• Extracted information
★ ★ ★

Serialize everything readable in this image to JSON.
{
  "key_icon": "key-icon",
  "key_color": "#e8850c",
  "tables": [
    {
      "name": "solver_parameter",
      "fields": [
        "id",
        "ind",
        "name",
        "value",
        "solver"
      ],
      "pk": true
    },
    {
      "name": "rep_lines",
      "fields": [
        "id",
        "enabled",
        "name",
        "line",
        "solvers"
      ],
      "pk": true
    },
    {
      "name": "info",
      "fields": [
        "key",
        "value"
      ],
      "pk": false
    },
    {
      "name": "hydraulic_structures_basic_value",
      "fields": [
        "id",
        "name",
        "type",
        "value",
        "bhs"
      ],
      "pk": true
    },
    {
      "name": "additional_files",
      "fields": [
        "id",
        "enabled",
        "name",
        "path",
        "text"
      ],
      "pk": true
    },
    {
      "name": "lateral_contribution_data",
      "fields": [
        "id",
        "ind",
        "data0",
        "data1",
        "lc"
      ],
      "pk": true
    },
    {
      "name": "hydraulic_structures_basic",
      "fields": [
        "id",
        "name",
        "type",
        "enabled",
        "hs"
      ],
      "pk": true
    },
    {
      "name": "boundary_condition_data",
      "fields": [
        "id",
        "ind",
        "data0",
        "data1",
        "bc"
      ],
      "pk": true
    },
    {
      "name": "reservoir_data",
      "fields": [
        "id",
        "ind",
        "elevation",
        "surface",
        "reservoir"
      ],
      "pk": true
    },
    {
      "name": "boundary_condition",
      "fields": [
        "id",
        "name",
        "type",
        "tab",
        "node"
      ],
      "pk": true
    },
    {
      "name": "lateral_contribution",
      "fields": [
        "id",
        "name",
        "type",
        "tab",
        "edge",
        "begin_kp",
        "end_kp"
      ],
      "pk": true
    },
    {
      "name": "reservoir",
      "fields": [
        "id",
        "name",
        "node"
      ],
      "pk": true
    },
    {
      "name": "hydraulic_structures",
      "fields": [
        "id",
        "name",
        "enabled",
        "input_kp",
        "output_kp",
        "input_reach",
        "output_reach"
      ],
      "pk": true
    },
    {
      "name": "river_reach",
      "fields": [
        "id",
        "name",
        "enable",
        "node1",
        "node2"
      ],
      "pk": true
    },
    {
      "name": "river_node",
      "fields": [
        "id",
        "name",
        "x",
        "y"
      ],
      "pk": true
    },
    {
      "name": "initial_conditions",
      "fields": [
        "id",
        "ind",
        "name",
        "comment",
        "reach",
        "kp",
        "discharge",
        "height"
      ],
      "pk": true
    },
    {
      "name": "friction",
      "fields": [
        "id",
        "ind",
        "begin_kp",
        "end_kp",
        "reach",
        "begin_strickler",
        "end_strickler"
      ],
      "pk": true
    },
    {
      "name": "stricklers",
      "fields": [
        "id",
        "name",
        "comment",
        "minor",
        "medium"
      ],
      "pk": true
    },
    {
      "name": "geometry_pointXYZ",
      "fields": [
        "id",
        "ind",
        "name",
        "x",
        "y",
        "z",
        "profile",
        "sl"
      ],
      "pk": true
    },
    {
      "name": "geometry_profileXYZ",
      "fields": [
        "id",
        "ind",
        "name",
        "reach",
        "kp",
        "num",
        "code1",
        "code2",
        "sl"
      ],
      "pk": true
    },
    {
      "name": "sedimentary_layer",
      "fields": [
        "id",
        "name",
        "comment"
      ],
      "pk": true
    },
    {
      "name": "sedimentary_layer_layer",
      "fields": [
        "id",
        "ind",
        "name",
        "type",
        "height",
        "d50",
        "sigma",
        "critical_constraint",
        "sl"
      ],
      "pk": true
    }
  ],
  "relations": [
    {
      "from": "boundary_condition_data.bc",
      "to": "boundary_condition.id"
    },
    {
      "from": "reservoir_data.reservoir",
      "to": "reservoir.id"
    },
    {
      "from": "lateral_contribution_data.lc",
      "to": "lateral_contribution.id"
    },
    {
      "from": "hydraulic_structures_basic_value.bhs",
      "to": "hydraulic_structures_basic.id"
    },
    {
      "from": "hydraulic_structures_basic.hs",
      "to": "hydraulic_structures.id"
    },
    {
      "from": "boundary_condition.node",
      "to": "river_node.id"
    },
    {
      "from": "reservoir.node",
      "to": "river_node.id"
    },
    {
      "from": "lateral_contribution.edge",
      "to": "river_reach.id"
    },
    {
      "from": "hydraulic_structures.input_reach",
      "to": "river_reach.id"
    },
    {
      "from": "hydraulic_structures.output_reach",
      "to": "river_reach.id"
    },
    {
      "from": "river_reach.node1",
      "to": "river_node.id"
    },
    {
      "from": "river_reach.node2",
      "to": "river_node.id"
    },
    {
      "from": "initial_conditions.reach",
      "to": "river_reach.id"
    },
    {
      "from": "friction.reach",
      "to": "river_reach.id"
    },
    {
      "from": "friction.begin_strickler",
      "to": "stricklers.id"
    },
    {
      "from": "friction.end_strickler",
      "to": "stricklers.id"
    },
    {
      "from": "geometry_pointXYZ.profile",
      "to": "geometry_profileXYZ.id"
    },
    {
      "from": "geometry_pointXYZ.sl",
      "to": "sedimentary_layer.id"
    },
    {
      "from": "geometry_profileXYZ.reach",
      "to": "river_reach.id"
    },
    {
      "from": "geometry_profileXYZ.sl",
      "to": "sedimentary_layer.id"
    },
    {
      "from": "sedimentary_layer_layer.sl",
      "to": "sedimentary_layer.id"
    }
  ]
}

★ ★ ★

Retype the entries exactly, including every line.

Serialize everything readable in this image to JSON.
{
  "key_icon": "key-icon",
  "key_color": "#e8850c",
  "tables": [
    {
      "name": "solver_parameter",
      "fields": [
        "id",
        "ind",
        "name",
        "value",
        "solver"
      ],
      "pk": true
    },
    {
      "name": "rep_lines",
      "fields": [
        "id",
        "enabled",
        "name",
        "line",
        "solvers"
      ],
      "pk": true
    },
    {
      "name": "info",
      "fields": [
        "key",
        "value"
      ],
      "pk": false
    },
    {
      "name": "hydraulic_structures_basic_value",
      "fields": [
        "id",
        "name",
        "type",
        "value",
        "bhs"
      ],
      "pk": true
    },
    {
      "name": "additional_files",
      "fields": [
        "id",
        "enabled",
        "name",
        "path",
        "text"
      ],
      "pk": true
    },
    {
      "name": "lateral_contribution_data",
      "fields": [
        "id",
        "ind",
        "data0",
        "data1",
        "lc"
      ],
      "pk": true
    },
    {
      "name": "hydraulic_structures_basic",
      "fields": [
        "id",
        "name",
        "type",
        "enabled",
        "hs"
      ],
      "pk": true
    },
    {
      "name": "boundary_condition_data",
      "fields": [
        "id",
        "ind",
        "data0",
        "data1",
        "bc"
      ],
      "pk": true
    },
    {
      "name": "reservoir_data",
      "fields": [
        "id",
        "ind",
        "elevation",
        "surface",
        "reservoir"
      ],
      "pk": true
    },
    {
      "name": "boundary_condition",
      "fields": [
        "id",
        "name",
        "type",
        "tab",
        "node"
      ],
      "pk": true
    },
    {
      "name": "lateral_contribution",
      "fields": [
        "id",
        "name",
        "type",
        "tab",
        "edge",
        "begin_kp",
        "end_kp"
      ],
      "pk": true
    },
    {
      "name": "reservoir",
      "fields": [
        "id",
        "name",
        "node"
      ],
      "pk": true
    },
    {
      "name": "hydraulic_structures",
      "fields": [
        "id",
        "name",
        "enabled",
        "input_kp",
        "output_kp",
        "input_reach",
        "output_reach"
      ],
      "pk": true
    },
    {
      "name": "river_reach",
      "fields": [
        "id",
        "name",
        "enable",
        "node1",
        "node2"
      ],
      "pk": true
    },
    {
      "name": "river_node",
      "fields": [
        "id",
        "name",
        "x",
        "y"
      ],
      "pk": true
    },
    {
      "name": "initial_conditions",
      "fields": [
        "id",
        "ind",
        "name",
        "comment",
        "reach",
        "kp",
        "discharge",
        "height"
      ],
      "pk": true
    },
    {
      "name": "friction",
      "fields": [
        "id",
        "ind",
        "begin_kp",
        "end_kp",
        "reach",
        "begin_strickler",
        "end_strickler"
      ],
      "pk": true
    },
    {
      "name": "stricklers",
      "fields": [
        "id",
        "name",
        "comment",
        "minor",
        "medium"
      ],
      "pk": true
    },
    {
      "name": "geometry_pointXYZ",
      "fields": [
        "id",
        "ind",
        "name",
        "x",
        "y",
        "z",
        "profile",
        "sl"
      ],
      "pk": true
    },
    {
      "name": "geometry_profileXYZ",
      "fields": [
        "id",
        "ind",
        "name",
        "reach",
        "kp",
        "num",
        "code1",
        "code2",
        "sl"
      ],
      "pk": true
    },
    {
      "name": "sedimentary_layer",
      "fields": [
        "id",
        "name",
        "comment"
      ],
      "pk": true
    },
    {
      "name": "sedimentary_layer_layer",
      "fields": [
        "id",
        "ind",
        "name",
        "type",
        "height",
        "d50",
        "sigma",
        "critical_constraint",
        "sl"
      ],
      "pk": true
    }
  ],
  "relations": [
    {
      "from": "boundary_condition_data.bc",
      "to": "boundary_condition.id"
    },
    {
      "from": "reservoir_data.reservoir",
      "to": "reservoir.id"
    },
    {
      "from": "lateral_contribution_data.lc",
      "to": "lateral_contribution.id"
    },
    {
      "from": "hydraulic_structures_basic_value.bhs",
      "to": "hydraulic_structures_basic.id"
    },
    {
      "from": "hydraulic_structures_basic.hs",
      "to": "hydraulic_structures.id"
    },
    {
      "from": "boundary_condition.node",
      "to": "river_node.id"
    },
    {
      "from": "reservoir.node",
      "to": "river_node.id"
    },
    {
      "from": "lateral_contribution.edge",
      "to": "river_reach.id"
    },
    {
      "from": "hydraulic_structures.input_reach",
      "to": "river_reach.id"
    },
    {
      "from": "hydraulic_structures.output_reach",
      "to": "river_reach.id"
    },
    {
      "from": "river_reach.node1",
      "to": "river_node.id"
    },
    {
      "from": "river_reach.node2",
      "to": "river_node.id"
    },
    {
      "from": "initial_conditions.reach",
      "to": "river_reach.id"
    },
    {
      "from": "friction.reach",
      "to": "river_reach.id"
    },
    {
      "from": "friction.begin_strickler",
      "to": "stricklers.id"
    },
    {
      "from": "friction.end_strickler",
      "to": "stricklers.id"
    },
    {
      "from": "geometry_pointXYZ.profile",
      "to": "geometry_profileXYZ.id"
    },
    {
      "from": "geometry_pointXYZ.sl",
      "to": "sedimentary_layer.id"
    },
    {
      "from": "geometry_profileXYZ.reach",
      "to": "river_reach.id"
    },
    {
      "from": "geometry_profileXYZ.sl",
      "to": "sedimentary_layer.id"
    },
    {
      "from": "sedimentary_layer_layer.sl",
      "to": "sedimentary_layer.id"
    }
  ]
}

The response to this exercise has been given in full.